* start *
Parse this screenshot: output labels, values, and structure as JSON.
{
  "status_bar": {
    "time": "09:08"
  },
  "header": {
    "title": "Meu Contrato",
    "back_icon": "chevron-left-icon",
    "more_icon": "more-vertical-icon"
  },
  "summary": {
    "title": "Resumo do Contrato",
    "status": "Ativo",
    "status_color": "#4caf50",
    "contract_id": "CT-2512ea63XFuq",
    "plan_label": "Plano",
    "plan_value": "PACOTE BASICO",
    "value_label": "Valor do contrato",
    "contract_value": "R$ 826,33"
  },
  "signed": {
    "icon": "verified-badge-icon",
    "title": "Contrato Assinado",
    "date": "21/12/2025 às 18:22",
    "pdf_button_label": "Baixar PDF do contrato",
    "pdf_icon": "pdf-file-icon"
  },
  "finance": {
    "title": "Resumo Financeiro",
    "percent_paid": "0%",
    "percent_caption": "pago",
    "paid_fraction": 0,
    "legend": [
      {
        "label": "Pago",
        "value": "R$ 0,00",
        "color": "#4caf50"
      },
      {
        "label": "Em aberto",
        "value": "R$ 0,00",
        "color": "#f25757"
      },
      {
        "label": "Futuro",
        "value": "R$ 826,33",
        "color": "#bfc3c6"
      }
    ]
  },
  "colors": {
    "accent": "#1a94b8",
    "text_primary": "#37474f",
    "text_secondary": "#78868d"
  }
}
* end *
**What to do:**
In the entries above, identify every line with the string "icon".

**Full response:**
    "back_icon": "chevron-left-icon",
    "more_icon": "more-vertical-icon"
    "icon": "verified-badge-icon",
    "pdf_icon": "pdf-file-icon"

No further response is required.